(Problem to solve): Determine which lines contain the word "الأخطاء", then copy those lines.
★ ★ ★ ★ ★
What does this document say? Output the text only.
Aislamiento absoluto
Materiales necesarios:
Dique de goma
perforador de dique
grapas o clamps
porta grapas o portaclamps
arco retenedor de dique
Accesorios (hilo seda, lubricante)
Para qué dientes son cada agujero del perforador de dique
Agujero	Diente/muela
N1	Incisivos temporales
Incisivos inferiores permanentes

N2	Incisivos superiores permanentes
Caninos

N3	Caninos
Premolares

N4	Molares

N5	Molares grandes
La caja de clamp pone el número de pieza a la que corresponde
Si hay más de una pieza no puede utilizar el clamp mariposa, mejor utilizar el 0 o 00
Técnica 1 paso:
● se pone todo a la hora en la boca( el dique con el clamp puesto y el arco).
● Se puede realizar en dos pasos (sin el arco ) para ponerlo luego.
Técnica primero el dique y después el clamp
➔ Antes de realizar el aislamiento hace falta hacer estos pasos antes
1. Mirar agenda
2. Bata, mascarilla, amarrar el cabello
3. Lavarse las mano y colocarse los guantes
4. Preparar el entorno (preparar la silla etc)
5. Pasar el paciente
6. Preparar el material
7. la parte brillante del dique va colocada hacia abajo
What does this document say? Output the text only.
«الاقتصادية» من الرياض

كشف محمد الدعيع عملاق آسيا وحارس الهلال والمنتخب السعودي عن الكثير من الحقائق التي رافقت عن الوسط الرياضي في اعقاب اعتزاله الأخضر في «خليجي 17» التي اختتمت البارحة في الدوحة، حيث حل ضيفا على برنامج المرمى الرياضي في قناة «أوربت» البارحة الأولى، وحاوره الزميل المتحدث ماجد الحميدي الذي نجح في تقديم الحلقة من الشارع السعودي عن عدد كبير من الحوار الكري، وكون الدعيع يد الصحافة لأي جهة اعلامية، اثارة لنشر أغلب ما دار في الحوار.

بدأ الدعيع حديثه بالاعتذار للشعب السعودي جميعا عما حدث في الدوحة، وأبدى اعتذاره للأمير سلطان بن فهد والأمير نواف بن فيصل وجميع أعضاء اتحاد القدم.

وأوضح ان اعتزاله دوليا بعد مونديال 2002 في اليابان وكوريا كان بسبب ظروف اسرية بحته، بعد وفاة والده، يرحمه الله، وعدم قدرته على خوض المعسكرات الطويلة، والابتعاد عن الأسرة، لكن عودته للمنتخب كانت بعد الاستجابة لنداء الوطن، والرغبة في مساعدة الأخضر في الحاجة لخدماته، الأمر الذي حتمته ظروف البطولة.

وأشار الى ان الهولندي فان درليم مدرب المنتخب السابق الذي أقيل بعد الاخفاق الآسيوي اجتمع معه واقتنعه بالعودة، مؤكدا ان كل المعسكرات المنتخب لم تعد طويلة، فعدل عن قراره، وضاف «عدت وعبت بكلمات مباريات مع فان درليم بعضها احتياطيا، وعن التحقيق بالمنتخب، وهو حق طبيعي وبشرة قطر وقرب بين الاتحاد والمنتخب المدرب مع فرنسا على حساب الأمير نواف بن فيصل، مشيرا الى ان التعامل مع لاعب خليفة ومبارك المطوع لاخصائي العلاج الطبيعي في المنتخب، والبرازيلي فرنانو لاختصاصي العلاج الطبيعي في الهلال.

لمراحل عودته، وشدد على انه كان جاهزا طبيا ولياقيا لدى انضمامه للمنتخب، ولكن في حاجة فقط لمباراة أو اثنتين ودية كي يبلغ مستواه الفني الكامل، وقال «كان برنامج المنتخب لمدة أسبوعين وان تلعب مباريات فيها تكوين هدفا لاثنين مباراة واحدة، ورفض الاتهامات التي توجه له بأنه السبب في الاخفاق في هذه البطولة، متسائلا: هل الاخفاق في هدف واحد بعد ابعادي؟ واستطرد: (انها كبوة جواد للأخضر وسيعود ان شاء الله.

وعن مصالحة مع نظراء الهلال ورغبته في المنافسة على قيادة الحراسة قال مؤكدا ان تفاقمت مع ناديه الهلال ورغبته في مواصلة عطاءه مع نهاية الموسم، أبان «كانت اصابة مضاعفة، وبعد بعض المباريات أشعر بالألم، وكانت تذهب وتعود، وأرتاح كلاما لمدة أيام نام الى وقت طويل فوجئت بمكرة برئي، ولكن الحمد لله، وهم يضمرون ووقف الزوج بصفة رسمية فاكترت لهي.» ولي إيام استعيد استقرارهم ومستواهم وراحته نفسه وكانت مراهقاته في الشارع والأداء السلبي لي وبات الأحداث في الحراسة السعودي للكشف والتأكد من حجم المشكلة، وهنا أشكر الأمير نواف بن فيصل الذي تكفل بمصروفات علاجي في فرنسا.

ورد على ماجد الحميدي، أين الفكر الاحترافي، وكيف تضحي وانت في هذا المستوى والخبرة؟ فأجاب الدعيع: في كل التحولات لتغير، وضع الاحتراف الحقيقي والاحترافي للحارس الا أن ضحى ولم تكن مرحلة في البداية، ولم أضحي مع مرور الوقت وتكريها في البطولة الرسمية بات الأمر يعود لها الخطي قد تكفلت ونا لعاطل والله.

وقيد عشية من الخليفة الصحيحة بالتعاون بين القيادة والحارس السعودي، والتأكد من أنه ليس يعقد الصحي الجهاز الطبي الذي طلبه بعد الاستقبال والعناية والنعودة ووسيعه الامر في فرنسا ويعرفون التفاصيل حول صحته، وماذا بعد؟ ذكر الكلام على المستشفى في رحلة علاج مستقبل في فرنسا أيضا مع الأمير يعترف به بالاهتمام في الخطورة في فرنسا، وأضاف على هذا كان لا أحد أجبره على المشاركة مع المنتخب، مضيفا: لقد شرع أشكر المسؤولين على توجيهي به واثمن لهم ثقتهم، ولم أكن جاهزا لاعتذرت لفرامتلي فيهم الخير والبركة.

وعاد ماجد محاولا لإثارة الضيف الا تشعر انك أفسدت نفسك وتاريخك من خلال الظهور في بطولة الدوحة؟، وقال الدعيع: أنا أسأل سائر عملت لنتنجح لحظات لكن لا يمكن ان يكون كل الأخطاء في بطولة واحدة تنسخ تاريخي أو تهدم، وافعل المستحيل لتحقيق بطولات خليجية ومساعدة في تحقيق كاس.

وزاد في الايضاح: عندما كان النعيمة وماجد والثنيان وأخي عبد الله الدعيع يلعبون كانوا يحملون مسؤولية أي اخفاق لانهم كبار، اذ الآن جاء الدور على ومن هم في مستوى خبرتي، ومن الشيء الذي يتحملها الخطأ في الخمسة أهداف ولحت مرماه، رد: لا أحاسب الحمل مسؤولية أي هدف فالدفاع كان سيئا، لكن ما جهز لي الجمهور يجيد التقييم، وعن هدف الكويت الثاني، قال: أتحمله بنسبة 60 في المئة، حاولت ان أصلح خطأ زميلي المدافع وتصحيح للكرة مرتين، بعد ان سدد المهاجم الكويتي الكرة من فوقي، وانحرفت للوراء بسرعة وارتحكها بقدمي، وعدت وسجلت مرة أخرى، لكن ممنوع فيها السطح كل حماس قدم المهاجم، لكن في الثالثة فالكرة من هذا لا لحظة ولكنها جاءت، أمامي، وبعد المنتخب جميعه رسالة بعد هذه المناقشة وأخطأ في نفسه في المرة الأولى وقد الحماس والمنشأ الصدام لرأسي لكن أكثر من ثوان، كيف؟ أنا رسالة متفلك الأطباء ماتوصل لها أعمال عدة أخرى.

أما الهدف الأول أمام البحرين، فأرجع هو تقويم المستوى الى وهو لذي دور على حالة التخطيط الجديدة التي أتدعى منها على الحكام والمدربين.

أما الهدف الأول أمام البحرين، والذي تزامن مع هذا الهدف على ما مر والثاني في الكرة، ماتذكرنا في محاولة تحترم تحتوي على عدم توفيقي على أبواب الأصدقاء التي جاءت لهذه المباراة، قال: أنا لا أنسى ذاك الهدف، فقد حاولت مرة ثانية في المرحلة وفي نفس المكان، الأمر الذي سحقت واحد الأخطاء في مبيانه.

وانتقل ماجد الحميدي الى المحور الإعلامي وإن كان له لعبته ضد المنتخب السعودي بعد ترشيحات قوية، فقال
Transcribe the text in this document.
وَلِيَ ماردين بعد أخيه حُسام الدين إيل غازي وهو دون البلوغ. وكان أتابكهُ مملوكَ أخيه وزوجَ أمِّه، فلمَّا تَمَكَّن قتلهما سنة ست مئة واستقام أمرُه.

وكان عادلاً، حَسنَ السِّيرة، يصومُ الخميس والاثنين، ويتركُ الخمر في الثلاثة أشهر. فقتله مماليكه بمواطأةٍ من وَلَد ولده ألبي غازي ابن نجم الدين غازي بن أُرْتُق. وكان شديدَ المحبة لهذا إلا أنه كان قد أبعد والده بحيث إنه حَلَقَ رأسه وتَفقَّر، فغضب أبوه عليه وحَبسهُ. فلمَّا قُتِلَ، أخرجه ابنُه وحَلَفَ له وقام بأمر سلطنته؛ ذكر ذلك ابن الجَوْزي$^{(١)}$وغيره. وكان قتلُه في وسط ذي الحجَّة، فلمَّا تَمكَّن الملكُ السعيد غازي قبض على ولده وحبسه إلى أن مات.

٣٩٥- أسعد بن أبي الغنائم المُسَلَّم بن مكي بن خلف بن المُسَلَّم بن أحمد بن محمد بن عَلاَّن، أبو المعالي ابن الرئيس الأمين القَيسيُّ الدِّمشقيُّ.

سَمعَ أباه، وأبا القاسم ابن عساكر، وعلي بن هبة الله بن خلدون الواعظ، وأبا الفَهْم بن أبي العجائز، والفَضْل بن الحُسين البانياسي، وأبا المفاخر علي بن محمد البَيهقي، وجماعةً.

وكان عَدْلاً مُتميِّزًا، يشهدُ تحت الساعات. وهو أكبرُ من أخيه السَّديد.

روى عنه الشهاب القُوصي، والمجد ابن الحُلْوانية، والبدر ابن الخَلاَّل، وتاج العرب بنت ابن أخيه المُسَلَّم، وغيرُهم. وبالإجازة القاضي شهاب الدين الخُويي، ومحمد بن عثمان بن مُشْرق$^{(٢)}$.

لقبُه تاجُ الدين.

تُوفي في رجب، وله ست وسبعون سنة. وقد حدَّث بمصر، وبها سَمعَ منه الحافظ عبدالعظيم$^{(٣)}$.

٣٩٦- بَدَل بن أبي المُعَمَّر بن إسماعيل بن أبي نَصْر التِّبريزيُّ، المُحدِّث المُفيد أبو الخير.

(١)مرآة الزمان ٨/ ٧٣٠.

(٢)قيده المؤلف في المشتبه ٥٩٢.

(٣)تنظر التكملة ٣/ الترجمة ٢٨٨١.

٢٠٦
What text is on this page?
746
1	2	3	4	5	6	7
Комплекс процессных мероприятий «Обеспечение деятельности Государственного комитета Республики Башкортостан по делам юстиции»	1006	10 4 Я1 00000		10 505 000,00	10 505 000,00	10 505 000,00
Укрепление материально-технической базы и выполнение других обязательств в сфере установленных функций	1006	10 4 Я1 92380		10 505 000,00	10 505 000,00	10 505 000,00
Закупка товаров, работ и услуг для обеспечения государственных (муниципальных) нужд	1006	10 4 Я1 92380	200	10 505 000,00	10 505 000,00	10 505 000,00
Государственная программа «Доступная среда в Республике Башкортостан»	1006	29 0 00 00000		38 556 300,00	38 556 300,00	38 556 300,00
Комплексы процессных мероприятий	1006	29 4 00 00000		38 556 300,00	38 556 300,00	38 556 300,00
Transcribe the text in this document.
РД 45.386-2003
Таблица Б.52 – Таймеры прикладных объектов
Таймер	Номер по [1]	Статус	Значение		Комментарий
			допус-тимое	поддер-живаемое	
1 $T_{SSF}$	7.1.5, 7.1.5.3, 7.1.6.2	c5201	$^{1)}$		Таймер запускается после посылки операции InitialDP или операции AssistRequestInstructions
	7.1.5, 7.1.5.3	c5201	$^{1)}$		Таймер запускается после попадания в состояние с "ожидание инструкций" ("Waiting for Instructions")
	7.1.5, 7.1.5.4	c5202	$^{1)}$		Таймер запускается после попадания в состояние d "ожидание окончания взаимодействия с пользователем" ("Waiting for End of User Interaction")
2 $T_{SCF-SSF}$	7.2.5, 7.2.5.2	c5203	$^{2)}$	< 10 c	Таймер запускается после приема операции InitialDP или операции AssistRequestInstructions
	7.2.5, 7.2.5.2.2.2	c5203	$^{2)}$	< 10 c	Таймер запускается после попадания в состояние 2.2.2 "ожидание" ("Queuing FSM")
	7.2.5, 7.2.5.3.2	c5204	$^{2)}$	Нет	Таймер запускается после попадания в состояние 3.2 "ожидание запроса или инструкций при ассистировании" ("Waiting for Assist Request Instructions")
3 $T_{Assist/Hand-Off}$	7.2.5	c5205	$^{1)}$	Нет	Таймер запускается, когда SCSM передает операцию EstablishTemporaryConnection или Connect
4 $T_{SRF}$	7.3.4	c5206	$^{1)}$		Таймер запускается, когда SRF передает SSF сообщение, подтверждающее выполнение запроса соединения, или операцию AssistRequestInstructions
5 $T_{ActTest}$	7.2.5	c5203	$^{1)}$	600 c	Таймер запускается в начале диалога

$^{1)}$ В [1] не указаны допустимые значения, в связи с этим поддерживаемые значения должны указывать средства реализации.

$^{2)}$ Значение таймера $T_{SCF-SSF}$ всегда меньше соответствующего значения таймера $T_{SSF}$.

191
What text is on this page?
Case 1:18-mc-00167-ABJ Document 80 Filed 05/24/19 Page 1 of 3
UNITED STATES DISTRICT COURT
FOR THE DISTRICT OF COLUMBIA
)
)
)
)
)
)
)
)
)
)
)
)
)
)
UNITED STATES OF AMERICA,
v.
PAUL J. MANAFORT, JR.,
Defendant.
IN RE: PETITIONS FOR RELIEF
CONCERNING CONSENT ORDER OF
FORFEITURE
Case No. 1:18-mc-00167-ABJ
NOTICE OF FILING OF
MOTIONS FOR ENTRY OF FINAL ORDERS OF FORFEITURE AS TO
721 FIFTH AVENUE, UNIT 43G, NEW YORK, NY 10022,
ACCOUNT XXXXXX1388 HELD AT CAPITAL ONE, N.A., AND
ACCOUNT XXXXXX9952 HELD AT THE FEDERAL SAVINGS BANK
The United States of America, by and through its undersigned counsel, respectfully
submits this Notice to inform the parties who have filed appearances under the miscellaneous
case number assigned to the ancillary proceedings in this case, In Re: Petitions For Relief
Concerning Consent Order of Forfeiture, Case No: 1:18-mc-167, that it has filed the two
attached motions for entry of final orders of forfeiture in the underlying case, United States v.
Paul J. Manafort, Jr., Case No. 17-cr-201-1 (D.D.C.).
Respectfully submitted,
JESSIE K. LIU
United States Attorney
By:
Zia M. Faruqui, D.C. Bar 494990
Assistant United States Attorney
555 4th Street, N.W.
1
★ ★ ★ ★ ★
(Result of the task):
وعاد ماجد محاولا لإثارة الضيف الا تشعر انك أفسدت نفسك وتاريخك من خلال الظهور في بطولة الدوحة؟، وقال الدعيع: أنا أسأل سائر عملت لنتنجح لحظات لكن لا يمكن ان يكون كل الأخطاء في بطولة واحدة تنسخ تاريخي أو تهدم، وافعل المستحيل لتحقيق بطولات خليجية ومساعدة في تحقيق كاس.
أما الهدف الأول أمام البحرين، والذي تزامن مع هذا الهدف على ما مر والثاني في الكرة، ماتذكرنا في محاولة تحترم تحتوي على عدم توفيقي على أبواب الأصدقاء التي جاءت لهذه المباراة، قال: أنا لا أنسى ذاك الهدف، فقد حاولت مرة ثانية في المرحلة وفي نفس المكان، الأمر الذي سحقت واحد الأخطاء في مبيانه.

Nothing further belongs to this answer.